--- Begin Source ---

Corresponding to the growth in the insured portfolio, the losses and loss
adjustment expenses were $2.9 million in the first six months of 1997 compared
to $2.2 million in the first six months of 1996.
Underwriting and operating expenses were $14.3 million in the first six months
of 1997, a 57% increase from $9.1 million in the first six months of 1996.
Underwriting and operating expenses consisted of gross underwriting and
operating expenses, reduced by DAC and ceding commission income. Gross
underwriting and operating expenses were $24.3 million and $18.0 million in the
first six months of 1997 and 1996, respectively. The increase in underwriting
and operating expenses was due to increased compensation costs and other
operating costs. Staff and benefit-related expenses, including the discretionary
bonuses to employees, constituted approximately 72% of gross underwriting and
operating expenses in the first six months of 1997 compared to 74% in the first
six months of 1996. The Company maintains a discretionary bonus plan under which
annual bonuses are awarded to employees. As of June 30, 1997 and 1996, $6.2
million and $4.9 million were accrued, respectively, for payment of bonuses
under such plan. Underwriting and operating expenses deferred by CapMAC were
$10.0 million and $8.9 million in the first six months of 1997 and 1996,
respectively.
The increase in policy acquisition costs to $5.1 million in the first half of
1997 from $4.1 million in the first half of 1996 relates to the increase in
premiums earned in the corresponding periods. Interest expense related to the
senior debt was $0.6 million in the first six months of 1997 and 1996.

--- End Source ---

* **Required task 1**: List every percentage figure that appears in the passage on CapMAC's first-half expenses.
* **Required task 2**: Write a continuation of the passage on CapMAC's first-half expenses that begins after its last sentence.

--- Begin Entries provided ---

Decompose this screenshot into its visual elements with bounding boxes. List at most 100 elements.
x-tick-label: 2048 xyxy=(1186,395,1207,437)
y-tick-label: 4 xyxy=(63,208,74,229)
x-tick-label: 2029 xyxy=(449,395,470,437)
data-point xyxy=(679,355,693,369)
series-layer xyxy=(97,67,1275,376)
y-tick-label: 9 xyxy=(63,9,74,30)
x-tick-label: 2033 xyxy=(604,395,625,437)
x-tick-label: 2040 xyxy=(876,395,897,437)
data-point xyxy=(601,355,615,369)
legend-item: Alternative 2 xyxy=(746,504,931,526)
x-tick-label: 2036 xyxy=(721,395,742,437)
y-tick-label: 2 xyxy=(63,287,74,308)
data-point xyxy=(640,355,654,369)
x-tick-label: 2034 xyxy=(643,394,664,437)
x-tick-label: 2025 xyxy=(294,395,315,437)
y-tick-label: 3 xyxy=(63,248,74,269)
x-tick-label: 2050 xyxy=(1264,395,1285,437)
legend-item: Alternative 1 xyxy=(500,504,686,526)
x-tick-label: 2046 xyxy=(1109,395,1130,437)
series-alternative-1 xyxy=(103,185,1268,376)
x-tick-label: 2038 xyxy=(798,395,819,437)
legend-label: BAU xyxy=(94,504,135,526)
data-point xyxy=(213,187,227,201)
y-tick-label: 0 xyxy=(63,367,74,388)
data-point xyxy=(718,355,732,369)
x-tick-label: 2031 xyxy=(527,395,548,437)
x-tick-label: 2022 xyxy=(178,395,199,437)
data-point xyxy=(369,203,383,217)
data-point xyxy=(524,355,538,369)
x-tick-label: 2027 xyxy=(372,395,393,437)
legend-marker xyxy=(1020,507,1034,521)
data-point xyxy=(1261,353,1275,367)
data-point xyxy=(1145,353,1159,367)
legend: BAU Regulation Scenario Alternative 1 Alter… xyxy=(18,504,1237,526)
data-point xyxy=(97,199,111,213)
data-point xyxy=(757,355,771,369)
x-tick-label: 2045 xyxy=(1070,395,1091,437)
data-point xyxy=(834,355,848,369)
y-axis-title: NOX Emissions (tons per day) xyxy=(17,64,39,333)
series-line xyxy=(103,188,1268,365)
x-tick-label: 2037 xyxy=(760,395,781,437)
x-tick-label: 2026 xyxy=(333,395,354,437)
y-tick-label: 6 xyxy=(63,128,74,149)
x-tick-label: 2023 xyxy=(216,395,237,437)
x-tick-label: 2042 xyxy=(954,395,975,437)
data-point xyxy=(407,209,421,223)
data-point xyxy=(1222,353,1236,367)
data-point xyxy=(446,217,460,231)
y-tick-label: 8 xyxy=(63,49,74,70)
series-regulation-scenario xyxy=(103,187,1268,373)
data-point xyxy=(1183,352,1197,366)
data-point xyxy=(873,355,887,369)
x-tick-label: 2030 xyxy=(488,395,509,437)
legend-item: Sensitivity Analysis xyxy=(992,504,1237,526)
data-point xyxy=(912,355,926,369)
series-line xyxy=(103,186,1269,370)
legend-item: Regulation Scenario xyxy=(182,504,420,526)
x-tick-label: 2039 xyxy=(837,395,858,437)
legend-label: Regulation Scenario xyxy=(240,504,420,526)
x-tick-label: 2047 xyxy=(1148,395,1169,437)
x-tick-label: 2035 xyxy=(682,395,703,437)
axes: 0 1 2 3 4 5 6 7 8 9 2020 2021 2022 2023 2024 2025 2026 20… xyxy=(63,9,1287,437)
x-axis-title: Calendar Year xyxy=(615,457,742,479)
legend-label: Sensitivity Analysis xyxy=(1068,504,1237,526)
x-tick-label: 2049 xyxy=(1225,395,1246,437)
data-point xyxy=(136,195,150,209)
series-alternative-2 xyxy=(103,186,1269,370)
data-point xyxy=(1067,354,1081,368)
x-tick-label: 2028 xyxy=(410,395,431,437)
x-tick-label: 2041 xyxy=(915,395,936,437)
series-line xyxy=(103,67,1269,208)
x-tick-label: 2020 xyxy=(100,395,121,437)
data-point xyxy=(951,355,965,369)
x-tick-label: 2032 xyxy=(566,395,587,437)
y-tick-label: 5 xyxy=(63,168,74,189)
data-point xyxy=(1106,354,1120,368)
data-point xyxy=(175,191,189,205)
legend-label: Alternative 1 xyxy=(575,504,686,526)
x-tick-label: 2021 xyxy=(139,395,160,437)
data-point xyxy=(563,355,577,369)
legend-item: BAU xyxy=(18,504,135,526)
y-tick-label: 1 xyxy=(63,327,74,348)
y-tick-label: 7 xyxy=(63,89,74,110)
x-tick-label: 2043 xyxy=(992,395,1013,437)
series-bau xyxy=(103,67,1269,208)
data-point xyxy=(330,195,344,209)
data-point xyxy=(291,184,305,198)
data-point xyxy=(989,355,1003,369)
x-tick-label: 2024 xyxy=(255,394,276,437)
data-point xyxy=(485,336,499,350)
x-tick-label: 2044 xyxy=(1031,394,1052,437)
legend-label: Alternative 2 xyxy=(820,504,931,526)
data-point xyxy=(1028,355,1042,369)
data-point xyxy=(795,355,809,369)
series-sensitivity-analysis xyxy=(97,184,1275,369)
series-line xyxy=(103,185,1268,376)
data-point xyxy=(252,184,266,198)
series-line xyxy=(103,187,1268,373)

--- End Entries provided ---

* **Expected answer 1**: 57%, 72%, 74%

* **Expected answer 2**:
In the first six months of 1997 and 1996, the Company had net tax expense of
$6.5 million and $8.8 million, respectively. The Company's effective tax rate
was 30.6% and 33.0% for the first six months of 1997 and 1996, respectively. The
effective tax rates during these periods were lower than the statutory tax rate
of 35% in 1997 and 1996 primarily due to tax-exempt interest income. As of June
30, 1997, tax-exempt interest income of $4.7 million represented 22% of EBT
compared to $4.7 million representing 17% of EBT in the first six months of the
prior year.
Liquidity and Capital Resources
The Company and Holdings. The operations of the Company are conducted primarily
through CapMAC and CFS, wholly owned subsidiaries of Holdings. In addition, the
Company has commenced conducting operations through CIM, its investment advisory
subsidiary which was capitalized in the first quarter of 1997. The liquidity of
Holdings both on a short-term (less than twelve months) and long-term (twelve
months or longer) basis will be dependent on several factors, including
borrowings, equity issuances and dividends from CFS. Holdings requires liquidity
for payment of dividends to shareholders, investment in international and other
business ventures and debt service. While CFS has from time to time paid
dividends to Holdings, currently no dividends are expected to be received by
Holdings from CapMAC.
The Company's investment portfolio consists of both equity investments and high
quality, intermediate-term taxable and tax-exempt securities to obtain an
optimal portfolio mix of liquidity, quality, maturity and earnings. The average
contractual maturity of securities within the investment portfolio was 6.1 years
at June 30, 1997 and December 31, 1996. The average duration of the investment
portfolio at June 30, 1997 and December 31, 1996 was 4.3 years. At June 30,
1997, the amortized cost of the Company's investment portfolio was approximately
$356 million (fair value of $392.8 million). The foregoing discussion excludes
equity investments. Holdings' equity investments include investments in P.T. ABS
Finance Indonesia and CapMAC Asia as well as other equity investments which are
not liquid such as investments in specialized finance companies in connection
with its financial engineering activities. Holdings has also agreed to invest,
if required, an additional amount of $4.9 million in CapMAC Asia.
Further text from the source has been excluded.